** YOUR GOAL **
Extract every line from the records below that contains the word "guests".

----------

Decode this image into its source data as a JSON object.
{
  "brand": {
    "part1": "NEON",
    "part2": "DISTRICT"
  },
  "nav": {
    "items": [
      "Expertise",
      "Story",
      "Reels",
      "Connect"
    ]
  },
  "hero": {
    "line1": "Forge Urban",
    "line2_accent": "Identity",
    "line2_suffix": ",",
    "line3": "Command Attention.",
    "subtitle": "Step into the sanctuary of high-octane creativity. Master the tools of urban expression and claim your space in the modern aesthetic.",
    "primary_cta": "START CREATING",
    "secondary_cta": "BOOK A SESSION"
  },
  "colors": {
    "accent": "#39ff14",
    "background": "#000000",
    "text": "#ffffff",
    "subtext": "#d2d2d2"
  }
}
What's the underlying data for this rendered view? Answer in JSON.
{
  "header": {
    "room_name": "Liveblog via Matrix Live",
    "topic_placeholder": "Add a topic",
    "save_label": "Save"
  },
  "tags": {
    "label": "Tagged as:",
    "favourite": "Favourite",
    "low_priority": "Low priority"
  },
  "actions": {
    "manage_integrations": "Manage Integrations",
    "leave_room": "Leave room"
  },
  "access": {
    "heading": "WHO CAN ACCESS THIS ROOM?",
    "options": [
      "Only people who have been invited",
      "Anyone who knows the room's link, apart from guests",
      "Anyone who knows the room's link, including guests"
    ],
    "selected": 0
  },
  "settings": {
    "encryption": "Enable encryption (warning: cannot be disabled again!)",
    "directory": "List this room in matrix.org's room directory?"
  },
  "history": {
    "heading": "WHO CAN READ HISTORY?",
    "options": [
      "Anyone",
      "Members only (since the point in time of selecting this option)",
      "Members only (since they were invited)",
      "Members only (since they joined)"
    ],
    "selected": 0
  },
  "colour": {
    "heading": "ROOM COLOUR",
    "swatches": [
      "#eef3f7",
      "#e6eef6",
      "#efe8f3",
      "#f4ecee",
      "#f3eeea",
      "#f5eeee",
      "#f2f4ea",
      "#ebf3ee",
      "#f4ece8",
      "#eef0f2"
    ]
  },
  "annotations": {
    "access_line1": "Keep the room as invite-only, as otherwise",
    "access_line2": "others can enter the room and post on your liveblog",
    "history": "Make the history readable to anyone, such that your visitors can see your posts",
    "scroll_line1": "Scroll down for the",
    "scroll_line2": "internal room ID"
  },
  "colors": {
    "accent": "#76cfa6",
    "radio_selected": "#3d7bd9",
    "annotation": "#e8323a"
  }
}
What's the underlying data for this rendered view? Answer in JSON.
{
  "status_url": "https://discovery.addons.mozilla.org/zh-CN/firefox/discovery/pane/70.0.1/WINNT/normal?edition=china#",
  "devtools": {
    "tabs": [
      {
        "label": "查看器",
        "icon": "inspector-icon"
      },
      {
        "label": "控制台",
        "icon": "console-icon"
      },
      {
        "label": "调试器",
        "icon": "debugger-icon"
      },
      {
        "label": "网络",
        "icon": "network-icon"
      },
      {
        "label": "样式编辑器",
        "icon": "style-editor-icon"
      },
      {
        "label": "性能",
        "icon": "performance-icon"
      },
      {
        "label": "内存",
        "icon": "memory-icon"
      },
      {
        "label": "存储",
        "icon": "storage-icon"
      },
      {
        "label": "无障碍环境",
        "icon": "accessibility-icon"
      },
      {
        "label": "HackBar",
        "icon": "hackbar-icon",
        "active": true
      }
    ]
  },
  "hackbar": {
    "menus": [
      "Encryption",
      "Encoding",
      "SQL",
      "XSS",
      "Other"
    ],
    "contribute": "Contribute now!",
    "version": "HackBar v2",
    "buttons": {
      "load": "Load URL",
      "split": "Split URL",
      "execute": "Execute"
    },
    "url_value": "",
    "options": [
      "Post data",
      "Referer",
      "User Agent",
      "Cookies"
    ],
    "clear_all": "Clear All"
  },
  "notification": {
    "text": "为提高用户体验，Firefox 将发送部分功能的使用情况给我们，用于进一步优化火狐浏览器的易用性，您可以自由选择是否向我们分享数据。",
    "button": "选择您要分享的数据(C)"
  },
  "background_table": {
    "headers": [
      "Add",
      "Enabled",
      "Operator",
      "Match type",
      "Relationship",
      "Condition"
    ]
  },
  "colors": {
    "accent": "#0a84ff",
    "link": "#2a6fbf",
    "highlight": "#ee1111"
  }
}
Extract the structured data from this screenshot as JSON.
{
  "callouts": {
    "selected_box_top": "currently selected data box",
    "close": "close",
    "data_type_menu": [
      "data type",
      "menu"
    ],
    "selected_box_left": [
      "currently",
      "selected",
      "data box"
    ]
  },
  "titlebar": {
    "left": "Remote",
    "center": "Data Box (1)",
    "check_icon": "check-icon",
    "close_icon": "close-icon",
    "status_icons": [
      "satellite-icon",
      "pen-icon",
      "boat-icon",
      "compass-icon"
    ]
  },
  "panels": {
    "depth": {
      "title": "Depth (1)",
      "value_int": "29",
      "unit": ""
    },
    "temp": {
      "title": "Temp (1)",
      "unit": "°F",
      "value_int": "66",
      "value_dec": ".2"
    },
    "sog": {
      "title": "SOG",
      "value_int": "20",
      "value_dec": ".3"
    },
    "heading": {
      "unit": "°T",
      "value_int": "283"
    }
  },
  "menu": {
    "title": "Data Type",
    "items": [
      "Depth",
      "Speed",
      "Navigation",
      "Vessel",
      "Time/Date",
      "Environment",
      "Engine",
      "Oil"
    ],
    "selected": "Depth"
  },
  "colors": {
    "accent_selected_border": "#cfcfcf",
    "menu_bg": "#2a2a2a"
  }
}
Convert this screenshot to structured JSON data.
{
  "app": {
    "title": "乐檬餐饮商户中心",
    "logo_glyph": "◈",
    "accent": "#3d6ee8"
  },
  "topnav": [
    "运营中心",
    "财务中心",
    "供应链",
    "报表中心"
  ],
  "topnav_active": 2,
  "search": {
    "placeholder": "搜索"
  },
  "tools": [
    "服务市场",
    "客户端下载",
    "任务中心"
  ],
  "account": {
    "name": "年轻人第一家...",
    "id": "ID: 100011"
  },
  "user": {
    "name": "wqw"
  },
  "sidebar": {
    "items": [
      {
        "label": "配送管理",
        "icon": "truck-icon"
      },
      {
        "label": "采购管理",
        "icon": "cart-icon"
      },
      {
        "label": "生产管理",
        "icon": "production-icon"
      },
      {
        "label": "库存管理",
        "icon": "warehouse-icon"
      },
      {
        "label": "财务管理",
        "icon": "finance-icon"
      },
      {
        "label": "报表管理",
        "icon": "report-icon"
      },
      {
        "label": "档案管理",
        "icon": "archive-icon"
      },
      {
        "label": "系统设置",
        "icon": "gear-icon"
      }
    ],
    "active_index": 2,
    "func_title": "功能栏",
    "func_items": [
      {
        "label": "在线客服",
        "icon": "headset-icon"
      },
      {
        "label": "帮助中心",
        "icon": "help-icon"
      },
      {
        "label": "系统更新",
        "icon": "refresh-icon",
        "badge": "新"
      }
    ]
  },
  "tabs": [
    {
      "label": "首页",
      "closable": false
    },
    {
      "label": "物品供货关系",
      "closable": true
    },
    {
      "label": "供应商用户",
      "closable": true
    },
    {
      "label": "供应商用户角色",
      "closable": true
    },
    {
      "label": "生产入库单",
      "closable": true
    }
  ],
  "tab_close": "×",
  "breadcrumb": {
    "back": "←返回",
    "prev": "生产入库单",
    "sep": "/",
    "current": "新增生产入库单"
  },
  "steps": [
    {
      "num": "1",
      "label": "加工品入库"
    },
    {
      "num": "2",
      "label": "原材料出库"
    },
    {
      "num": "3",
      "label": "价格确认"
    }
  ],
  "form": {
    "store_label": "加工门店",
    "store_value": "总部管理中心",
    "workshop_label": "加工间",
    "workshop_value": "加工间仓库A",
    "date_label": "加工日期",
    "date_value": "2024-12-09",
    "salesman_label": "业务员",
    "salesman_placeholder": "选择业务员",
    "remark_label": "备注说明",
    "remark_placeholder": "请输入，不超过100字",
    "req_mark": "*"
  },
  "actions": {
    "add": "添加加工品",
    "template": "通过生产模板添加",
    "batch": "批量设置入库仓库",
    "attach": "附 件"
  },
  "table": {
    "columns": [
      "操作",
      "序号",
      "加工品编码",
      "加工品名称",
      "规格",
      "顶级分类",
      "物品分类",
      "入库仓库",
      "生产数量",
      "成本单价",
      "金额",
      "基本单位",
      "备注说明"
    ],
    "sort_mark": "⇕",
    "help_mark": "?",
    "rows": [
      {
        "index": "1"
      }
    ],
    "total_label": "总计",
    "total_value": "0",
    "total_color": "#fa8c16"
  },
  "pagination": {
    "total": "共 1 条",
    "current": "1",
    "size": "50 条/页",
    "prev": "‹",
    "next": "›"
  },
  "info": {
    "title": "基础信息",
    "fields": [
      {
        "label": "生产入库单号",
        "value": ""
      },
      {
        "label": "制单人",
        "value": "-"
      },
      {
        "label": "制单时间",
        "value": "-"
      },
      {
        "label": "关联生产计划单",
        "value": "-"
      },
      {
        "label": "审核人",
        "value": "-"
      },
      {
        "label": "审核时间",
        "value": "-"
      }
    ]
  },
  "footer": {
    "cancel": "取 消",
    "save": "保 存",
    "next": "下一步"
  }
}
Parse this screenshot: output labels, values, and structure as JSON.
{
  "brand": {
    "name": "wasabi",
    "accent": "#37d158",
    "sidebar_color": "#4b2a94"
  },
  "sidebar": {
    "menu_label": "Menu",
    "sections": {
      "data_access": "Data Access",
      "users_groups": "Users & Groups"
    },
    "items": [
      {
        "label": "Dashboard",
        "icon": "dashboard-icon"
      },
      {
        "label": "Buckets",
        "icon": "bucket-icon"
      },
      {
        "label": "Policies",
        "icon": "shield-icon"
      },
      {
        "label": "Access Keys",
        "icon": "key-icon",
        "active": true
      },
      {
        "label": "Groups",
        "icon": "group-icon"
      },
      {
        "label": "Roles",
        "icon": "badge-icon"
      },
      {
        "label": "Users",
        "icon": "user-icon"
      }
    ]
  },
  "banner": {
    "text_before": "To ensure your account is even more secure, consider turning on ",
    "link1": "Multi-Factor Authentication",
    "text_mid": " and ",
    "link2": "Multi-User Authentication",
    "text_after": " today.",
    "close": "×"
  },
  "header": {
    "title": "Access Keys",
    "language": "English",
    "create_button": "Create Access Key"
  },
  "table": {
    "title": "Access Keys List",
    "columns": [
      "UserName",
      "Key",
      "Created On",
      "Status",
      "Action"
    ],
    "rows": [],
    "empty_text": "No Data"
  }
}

----------

** FINISHED ANSWER **
      "Anyone who knows the room's link, apart from guests",
      "Anyone who knows the room's link, including guests"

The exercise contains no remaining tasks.